● **Exercise**
Copy every line that holds the string "CAFs" from the data below.

Extracts from a graphics dataset:
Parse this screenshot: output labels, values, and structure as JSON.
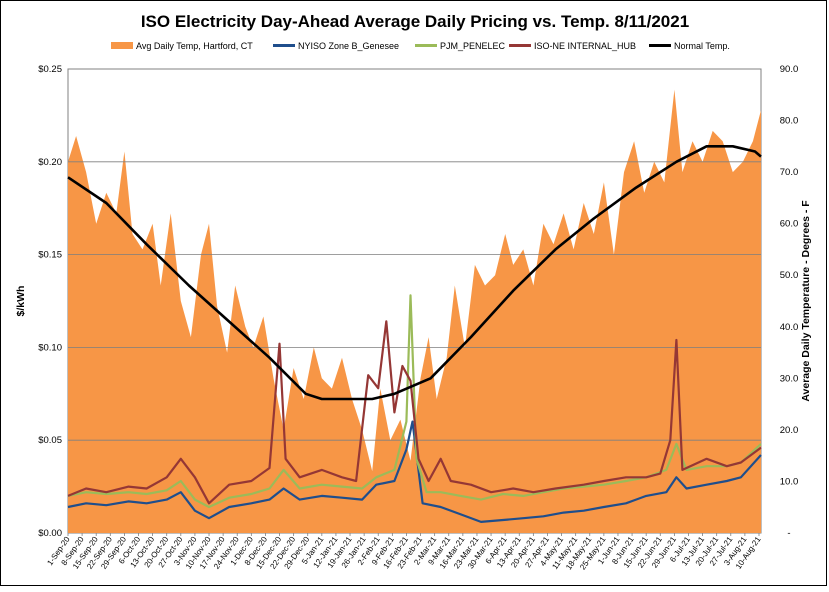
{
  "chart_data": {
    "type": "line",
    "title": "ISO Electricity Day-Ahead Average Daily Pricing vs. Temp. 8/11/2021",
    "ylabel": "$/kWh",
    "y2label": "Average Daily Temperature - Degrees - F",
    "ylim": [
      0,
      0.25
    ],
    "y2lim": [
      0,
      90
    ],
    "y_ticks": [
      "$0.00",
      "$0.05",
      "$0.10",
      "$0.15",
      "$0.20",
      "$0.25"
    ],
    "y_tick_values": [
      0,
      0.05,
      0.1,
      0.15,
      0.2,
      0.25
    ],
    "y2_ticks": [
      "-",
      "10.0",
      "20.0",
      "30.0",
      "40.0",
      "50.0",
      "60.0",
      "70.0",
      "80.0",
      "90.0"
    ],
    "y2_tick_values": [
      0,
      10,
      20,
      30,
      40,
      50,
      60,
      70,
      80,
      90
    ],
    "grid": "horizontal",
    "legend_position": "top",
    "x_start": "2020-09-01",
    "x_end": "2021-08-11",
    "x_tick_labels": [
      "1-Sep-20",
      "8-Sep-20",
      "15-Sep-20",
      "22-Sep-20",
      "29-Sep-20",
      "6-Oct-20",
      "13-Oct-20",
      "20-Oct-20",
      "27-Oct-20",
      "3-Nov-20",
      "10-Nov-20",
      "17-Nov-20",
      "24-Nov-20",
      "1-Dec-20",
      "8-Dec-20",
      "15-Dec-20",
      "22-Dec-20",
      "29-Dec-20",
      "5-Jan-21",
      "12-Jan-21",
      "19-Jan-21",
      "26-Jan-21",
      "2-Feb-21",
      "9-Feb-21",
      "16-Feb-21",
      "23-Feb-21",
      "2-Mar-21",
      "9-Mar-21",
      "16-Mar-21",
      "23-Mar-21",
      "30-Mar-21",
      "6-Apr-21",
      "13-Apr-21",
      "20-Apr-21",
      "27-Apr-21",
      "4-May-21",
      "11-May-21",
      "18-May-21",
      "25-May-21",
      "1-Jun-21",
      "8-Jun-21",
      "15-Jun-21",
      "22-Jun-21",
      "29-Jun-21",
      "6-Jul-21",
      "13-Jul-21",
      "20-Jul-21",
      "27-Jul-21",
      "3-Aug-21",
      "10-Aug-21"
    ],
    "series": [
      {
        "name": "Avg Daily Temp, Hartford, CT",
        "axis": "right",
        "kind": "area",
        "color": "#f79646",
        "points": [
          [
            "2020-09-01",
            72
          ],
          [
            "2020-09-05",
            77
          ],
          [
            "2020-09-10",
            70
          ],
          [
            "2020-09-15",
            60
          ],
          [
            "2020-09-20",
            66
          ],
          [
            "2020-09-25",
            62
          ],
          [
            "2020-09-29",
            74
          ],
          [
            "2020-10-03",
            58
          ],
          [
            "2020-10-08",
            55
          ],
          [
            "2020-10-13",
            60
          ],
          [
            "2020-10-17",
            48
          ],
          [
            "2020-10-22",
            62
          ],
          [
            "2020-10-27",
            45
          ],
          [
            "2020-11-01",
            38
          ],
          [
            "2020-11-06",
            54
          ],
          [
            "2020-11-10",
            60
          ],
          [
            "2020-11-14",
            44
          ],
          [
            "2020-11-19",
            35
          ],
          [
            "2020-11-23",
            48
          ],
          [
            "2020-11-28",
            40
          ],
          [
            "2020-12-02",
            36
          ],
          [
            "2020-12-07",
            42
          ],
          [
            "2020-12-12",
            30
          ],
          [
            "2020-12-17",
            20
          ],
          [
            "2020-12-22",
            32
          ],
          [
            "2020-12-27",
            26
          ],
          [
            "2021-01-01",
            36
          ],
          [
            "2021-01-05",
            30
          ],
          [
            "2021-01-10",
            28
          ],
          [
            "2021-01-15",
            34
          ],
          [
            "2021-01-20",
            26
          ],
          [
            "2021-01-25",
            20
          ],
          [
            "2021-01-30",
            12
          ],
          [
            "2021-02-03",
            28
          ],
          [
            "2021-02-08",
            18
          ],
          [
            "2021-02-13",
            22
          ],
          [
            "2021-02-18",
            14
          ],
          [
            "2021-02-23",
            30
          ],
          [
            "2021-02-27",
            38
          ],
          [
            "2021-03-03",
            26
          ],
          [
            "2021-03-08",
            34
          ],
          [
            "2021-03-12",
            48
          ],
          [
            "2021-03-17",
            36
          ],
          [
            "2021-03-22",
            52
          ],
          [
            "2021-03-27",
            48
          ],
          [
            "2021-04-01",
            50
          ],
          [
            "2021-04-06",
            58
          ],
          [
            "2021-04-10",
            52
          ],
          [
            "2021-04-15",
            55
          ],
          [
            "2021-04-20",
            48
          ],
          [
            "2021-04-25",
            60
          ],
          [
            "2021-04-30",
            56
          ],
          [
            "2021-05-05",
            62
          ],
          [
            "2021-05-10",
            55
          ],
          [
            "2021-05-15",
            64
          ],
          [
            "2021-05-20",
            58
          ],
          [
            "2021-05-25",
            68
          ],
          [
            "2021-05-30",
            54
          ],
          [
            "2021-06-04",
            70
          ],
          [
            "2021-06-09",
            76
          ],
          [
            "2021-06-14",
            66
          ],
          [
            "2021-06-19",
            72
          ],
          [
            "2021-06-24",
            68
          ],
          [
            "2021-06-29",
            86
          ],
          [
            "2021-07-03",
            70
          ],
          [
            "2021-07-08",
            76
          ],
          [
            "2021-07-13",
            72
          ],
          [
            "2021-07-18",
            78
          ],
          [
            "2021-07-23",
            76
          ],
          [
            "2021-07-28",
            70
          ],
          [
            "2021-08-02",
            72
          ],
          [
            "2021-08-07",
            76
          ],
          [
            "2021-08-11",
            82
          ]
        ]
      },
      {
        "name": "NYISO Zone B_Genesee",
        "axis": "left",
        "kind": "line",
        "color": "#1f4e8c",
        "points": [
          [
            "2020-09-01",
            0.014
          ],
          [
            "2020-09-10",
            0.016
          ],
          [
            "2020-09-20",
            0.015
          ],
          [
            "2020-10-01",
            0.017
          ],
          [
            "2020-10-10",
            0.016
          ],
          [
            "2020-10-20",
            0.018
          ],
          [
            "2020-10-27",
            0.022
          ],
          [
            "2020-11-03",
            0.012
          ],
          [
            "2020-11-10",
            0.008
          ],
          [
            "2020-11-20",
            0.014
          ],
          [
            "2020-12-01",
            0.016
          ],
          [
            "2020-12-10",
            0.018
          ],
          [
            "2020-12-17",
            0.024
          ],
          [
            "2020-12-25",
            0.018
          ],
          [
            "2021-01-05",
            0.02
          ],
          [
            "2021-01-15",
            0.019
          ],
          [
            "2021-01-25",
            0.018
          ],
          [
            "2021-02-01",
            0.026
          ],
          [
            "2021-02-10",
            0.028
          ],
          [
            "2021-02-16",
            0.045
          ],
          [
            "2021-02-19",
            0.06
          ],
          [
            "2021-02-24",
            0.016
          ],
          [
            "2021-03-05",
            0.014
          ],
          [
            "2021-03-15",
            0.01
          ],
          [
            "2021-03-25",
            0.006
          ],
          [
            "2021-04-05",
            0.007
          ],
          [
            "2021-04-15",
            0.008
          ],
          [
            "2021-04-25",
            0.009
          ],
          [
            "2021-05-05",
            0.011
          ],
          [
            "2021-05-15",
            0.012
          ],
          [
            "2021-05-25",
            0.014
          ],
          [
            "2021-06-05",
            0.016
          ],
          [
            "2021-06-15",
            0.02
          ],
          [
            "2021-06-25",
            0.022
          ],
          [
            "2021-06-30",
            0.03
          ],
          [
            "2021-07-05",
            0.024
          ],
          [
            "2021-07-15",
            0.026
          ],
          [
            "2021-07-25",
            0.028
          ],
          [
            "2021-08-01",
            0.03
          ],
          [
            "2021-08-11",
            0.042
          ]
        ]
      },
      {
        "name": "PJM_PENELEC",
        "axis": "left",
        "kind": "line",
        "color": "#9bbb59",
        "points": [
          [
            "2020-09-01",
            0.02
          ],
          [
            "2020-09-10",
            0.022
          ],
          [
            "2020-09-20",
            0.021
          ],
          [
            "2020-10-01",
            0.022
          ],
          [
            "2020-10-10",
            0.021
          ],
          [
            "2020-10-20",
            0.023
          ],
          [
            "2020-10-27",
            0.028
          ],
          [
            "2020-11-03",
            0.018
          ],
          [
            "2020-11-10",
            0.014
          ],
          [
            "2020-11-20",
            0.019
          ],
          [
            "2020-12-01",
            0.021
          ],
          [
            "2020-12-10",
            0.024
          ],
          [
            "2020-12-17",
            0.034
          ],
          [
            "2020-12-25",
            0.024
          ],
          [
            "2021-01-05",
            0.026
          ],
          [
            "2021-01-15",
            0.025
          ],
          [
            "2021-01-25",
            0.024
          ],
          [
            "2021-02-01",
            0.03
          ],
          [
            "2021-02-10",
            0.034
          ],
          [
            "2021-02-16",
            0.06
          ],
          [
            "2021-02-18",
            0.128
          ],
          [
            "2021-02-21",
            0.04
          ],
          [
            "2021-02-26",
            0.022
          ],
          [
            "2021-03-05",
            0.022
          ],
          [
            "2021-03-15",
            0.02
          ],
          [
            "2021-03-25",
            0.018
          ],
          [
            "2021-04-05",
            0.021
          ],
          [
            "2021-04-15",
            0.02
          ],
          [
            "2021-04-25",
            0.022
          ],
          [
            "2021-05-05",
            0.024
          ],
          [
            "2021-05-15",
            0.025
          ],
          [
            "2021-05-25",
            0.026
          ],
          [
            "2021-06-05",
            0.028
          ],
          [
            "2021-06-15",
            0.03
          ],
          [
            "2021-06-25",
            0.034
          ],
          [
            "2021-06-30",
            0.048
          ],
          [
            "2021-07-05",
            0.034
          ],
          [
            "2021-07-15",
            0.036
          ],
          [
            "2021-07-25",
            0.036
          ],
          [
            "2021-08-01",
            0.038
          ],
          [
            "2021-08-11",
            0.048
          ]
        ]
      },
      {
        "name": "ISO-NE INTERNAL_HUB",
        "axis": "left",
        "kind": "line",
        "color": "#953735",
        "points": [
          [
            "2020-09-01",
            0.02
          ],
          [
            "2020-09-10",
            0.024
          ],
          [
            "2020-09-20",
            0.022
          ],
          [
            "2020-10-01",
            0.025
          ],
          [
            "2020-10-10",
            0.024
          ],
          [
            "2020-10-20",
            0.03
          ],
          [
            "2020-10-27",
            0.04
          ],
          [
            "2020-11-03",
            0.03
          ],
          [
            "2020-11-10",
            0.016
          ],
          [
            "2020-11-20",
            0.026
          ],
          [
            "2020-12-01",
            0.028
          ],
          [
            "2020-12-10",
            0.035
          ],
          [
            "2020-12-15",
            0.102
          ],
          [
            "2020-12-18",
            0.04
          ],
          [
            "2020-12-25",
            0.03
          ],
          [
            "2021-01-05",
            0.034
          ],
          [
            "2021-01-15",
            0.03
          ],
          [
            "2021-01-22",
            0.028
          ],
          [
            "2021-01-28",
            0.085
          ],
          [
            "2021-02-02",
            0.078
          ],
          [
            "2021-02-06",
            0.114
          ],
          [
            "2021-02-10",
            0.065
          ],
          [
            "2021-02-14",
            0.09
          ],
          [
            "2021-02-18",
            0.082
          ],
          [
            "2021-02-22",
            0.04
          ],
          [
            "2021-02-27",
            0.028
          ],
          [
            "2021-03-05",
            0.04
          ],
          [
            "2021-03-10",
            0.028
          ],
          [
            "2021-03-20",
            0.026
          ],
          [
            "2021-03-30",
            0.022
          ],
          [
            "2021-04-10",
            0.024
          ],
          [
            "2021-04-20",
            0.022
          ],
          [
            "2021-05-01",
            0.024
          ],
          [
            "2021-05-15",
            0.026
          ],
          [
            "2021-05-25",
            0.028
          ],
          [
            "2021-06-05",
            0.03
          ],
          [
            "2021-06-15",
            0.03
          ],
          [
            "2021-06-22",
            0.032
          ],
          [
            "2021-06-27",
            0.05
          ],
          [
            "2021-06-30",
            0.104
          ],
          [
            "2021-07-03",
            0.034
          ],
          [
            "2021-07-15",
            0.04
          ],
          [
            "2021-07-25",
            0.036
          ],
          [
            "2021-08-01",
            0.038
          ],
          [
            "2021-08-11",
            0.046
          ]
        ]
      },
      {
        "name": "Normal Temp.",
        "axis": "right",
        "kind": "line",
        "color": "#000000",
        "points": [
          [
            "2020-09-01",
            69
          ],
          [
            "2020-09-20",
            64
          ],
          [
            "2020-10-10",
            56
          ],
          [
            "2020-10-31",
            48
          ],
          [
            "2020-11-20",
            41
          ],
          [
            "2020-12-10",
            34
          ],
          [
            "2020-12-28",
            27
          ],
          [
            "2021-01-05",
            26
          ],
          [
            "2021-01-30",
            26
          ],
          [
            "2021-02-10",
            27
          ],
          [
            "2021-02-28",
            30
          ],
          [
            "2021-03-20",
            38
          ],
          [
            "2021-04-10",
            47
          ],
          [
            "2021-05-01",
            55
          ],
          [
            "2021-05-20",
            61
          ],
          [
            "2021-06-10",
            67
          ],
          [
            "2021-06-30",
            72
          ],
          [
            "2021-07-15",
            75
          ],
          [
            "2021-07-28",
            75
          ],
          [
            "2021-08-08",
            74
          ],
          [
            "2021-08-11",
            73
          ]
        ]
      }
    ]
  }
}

--

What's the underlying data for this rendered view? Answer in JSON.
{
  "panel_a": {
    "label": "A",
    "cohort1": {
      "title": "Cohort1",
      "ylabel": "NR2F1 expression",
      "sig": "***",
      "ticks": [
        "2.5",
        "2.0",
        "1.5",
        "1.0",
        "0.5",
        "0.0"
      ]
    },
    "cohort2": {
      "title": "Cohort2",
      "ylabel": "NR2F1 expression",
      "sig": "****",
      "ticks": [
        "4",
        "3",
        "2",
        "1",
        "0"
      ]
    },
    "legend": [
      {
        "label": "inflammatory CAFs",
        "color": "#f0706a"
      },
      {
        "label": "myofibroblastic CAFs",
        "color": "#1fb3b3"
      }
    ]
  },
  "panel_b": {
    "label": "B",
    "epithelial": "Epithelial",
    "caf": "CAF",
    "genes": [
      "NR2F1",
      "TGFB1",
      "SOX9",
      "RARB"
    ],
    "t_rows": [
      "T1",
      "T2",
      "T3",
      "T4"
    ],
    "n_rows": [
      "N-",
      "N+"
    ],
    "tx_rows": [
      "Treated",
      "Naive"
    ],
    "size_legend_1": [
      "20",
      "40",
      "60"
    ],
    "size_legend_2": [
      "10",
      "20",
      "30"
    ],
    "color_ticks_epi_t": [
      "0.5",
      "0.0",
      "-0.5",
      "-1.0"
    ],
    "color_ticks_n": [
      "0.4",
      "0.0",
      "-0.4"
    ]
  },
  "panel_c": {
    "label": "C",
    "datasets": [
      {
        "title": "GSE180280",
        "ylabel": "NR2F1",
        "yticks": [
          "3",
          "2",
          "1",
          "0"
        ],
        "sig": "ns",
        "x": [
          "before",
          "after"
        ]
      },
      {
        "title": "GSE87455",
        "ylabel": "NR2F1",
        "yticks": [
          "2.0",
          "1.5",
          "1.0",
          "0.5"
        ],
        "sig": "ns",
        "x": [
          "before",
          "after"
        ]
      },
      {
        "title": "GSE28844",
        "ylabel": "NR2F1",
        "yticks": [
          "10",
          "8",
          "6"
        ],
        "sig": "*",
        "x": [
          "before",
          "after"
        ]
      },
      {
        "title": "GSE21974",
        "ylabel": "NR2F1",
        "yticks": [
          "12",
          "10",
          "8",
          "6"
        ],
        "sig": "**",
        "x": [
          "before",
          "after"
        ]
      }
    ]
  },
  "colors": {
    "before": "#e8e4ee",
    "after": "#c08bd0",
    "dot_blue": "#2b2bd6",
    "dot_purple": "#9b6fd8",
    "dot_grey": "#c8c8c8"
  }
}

● **Written reply**
        "label": "inflammatory CAFs",
        "label": "myofibroblastic CAFs",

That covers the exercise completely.